Data provided
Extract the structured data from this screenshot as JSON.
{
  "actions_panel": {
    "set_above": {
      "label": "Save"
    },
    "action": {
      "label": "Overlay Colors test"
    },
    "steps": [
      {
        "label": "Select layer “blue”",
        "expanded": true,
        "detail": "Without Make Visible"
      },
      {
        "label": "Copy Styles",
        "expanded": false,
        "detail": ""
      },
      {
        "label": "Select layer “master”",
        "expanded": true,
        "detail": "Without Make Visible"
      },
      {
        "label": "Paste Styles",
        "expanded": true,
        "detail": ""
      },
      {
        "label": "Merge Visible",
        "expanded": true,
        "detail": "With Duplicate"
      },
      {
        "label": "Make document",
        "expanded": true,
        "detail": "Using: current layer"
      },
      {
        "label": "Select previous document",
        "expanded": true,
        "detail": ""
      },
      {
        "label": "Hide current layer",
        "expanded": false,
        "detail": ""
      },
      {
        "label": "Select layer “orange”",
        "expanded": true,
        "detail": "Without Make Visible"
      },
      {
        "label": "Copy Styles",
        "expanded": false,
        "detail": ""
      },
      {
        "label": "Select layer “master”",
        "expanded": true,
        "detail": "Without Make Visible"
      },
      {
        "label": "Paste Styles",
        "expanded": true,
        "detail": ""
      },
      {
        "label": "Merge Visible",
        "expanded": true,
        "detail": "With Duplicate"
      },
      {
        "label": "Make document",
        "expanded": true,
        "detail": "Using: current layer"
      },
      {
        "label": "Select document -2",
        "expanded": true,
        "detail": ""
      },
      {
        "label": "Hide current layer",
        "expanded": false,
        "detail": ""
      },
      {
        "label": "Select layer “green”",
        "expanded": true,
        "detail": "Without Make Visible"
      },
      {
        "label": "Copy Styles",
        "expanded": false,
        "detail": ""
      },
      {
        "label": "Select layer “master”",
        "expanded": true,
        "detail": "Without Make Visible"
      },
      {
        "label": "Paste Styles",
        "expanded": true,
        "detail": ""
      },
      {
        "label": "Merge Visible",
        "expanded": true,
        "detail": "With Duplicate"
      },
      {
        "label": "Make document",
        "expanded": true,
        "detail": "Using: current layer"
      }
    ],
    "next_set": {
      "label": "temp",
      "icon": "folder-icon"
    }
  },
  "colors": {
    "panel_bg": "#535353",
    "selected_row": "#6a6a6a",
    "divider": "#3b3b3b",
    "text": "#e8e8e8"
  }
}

Task statement
Print the listing above in full, exactly as it is.

Response below
Extract the structured data from this screenshot as JSON.
{
  "actions_panel": {
    "set_above": {
      "label": "Save"
    },
    "action": {
      "label": "Overlay Colors test"
    },
    "steps": [
      {
        "label": "Select layer “blue”",
        "expanded": true,
        "detail": "Without Make Visible"
      },
      {
        "label": "Copy Styles",
        "expanded": false,
        "detail": ""
      },
      {
        "label": "Select layer “master”",
        "expanded": true,
        "detail": "Without Make Visible"
      },
      {
        "label": "Paste Styles",
        "expanded": true,
        "detail": ""
      },
      {
        "label": "Merge Visible",
        "expanded": true,
        "detail": "With Duplicate"
      },
      {
        "label": "Make document",
        "expanded": true,
        "detail": "Using: current layer"
      },
      {
        "label": "Select previous document",
        "expanded": true,
        "detail": ""
      },
      {
        "label": "Hide current layer",
        "expanded": false,
        "detail": ""
      },
      {
        "label": "Select layer “orange”",
        "expanded": true,
        "detail": "Without Make Visible"
      },
      {
        "label": "Copy Styles",
        "expanded": false,
        "detail": ""
      },
      {
        "label": "Select layer “master”",
        "expanded": true,
        "detail": "Without Make Visible"
      },
      {
        "label": "Paste Styles",
        "expanded": true,
        "detail": ""
      },
      {
        "label": "Merge Visible",
        "expanded": true,
        "detail": "With Duplicate"
      },
      {
        "label": "Make document",
        "expanded": true,
        "detail": "Using: current layer"
      },
      {
        "label": "Select document -2",
        "expanded": true,
        "detail": ""
      },
      {
        "label": "Hide current layer",
        "expanded": false,
        "detail": ""
      },
      {
        "label": "Select layer “green”",
        "expanded": true,
        "detail": "Without Make Visible"
      },
      {
        "label": "Copy Styles",
        "expanded": false,
        "detail": ""
      },
      {
        "label": "Select layer “master”",
        "expanded": true,
        "detail": "Without Make Visible"
      },
      {
        "label": "Paste Styles",
        "expanded": true,
        "detail": ""
      },
      {
        "label": "Merge Visible",
        "expanded": true,
        "detail": "With Duplicate"
      },
      {
        "label": "Make document",
        "expanded": true,
        "detail": "Using: current layer"
      }
    ],
    "next_set": {
      "label": "temp",
      "icon": "folder-icon"
    }
  },
  "colors": {
    "panel_bg": "#535353",
    "selected_row": "#6a6a6a",
    "divider": "#3b3b3b",
    "text": "#e8e8e8"
  }
}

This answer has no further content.